## What you need to do
Check every line below for the string "CONSULTANT", and copy the lines that contain it.

## Material for this exercise

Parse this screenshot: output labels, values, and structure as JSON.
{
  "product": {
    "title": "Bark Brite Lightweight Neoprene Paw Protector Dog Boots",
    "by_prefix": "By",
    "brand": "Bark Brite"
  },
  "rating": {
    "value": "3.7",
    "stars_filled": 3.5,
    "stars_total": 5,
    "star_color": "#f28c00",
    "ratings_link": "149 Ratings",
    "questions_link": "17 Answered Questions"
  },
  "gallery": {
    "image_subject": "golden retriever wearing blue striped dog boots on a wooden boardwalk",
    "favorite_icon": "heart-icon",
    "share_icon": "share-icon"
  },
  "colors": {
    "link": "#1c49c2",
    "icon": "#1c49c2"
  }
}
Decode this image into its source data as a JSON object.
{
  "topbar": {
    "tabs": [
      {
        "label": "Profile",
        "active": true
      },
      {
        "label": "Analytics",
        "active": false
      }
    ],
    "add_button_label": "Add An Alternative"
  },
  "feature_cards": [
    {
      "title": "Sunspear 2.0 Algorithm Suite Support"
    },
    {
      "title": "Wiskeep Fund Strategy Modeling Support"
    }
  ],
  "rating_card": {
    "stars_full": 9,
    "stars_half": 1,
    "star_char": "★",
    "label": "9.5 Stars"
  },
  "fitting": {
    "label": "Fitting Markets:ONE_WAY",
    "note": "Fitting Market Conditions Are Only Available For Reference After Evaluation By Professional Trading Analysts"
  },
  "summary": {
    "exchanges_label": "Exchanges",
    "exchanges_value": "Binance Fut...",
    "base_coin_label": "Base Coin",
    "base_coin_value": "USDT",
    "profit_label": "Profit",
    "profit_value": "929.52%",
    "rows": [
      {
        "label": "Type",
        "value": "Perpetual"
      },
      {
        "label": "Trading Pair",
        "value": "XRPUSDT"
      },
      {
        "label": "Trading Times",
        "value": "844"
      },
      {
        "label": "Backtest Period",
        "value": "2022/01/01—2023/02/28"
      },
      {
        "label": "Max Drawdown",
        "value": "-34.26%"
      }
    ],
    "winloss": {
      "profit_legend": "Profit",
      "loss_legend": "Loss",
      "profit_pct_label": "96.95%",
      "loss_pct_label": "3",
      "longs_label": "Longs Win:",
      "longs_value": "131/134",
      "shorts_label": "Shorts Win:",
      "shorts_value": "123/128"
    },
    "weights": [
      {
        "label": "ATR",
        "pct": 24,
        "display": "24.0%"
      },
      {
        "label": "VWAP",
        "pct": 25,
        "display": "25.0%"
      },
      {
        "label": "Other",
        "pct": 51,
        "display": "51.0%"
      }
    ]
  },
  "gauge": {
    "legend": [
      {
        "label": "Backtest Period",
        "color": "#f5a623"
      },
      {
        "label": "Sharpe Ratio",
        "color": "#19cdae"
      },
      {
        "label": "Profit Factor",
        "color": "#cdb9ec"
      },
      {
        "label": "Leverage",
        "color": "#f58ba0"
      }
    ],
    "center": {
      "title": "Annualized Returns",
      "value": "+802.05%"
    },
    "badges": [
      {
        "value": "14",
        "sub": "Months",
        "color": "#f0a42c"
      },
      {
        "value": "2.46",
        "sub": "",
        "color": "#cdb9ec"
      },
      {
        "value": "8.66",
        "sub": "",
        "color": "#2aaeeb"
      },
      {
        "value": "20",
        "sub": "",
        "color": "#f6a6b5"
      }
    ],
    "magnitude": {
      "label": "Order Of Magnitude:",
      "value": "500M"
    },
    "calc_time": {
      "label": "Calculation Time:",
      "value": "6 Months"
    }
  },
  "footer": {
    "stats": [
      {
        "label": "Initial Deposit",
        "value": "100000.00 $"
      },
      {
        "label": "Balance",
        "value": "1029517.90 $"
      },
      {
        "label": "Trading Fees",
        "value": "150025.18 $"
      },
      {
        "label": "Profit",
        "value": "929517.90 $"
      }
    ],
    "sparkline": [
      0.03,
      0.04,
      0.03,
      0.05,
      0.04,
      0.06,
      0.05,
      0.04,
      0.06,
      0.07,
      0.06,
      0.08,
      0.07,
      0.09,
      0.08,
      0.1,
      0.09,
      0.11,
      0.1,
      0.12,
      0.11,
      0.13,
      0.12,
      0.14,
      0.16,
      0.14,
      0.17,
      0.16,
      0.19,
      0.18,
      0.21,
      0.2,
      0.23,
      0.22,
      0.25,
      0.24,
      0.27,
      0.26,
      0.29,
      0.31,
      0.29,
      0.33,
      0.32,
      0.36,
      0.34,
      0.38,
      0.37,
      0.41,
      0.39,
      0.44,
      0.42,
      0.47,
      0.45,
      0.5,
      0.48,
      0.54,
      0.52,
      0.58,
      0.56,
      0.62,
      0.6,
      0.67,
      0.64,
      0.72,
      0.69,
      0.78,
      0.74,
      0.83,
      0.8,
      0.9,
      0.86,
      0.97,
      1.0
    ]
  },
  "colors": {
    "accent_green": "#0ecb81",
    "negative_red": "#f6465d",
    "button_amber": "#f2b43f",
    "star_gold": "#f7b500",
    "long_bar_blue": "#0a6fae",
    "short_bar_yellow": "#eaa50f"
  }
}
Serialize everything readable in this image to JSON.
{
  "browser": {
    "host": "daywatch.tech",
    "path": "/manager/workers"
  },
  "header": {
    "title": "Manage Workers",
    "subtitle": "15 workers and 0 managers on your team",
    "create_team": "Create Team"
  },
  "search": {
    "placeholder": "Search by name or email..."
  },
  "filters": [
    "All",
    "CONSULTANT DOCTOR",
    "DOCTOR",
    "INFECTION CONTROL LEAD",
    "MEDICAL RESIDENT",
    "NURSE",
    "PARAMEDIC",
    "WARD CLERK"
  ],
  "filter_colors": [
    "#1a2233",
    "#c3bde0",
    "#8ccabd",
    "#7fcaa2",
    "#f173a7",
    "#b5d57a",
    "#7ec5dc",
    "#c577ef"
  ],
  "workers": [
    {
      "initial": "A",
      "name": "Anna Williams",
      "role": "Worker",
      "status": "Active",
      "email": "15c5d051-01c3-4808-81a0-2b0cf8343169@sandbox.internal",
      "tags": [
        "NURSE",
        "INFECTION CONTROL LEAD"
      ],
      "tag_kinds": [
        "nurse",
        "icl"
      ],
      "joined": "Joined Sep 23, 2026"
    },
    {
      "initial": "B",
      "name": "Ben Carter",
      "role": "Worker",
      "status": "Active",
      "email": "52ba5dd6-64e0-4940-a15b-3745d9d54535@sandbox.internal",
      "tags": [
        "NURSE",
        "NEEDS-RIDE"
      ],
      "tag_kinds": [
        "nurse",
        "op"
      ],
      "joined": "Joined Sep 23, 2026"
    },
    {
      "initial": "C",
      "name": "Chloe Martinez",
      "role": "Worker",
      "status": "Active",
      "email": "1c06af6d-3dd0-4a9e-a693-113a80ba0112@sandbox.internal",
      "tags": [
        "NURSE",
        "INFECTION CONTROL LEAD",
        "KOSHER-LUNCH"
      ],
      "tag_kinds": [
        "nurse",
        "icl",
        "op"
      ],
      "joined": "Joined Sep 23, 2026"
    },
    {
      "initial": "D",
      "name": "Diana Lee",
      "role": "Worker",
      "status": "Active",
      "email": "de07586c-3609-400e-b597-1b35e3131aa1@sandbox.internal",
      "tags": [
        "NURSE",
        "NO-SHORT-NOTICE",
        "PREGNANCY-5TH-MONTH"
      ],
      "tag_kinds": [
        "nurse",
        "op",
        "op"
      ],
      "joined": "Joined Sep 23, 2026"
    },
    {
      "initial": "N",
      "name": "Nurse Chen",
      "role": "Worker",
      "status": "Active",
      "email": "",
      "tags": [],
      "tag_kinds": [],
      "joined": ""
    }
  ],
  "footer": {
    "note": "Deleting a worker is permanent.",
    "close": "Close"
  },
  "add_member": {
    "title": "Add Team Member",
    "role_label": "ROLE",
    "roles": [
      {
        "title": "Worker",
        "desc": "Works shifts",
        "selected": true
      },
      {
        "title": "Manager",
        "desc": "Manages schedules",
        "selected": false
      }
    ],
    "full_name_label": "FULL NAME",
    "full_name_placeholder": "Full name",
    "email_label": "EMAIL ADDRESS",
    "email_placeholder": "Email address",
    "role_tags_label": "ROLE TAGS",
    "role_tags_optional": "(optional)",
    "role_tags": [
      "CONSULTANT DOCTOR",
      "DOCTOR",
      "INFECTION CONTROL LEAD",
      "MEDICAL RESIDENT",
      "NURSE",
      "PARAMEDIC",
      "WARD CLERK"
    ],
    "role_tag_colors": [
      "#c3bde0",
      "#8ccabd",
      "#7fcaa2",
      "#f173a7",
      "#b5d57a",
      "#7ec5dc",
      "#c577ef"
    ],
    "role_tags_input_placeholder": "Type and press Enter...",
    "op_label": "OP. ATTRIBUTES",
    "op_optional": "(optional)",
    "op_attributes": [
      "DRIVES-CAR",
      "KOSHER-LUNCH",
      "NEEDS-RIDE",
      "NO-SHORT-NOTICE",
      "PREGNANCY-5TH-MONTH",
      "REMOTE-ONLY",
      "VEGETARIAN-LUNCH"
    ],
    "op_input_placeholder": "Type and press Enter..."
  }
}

## Result for this task
    "CONSULTANT DOCTOR",
      "CONSULTANT DOCTOR",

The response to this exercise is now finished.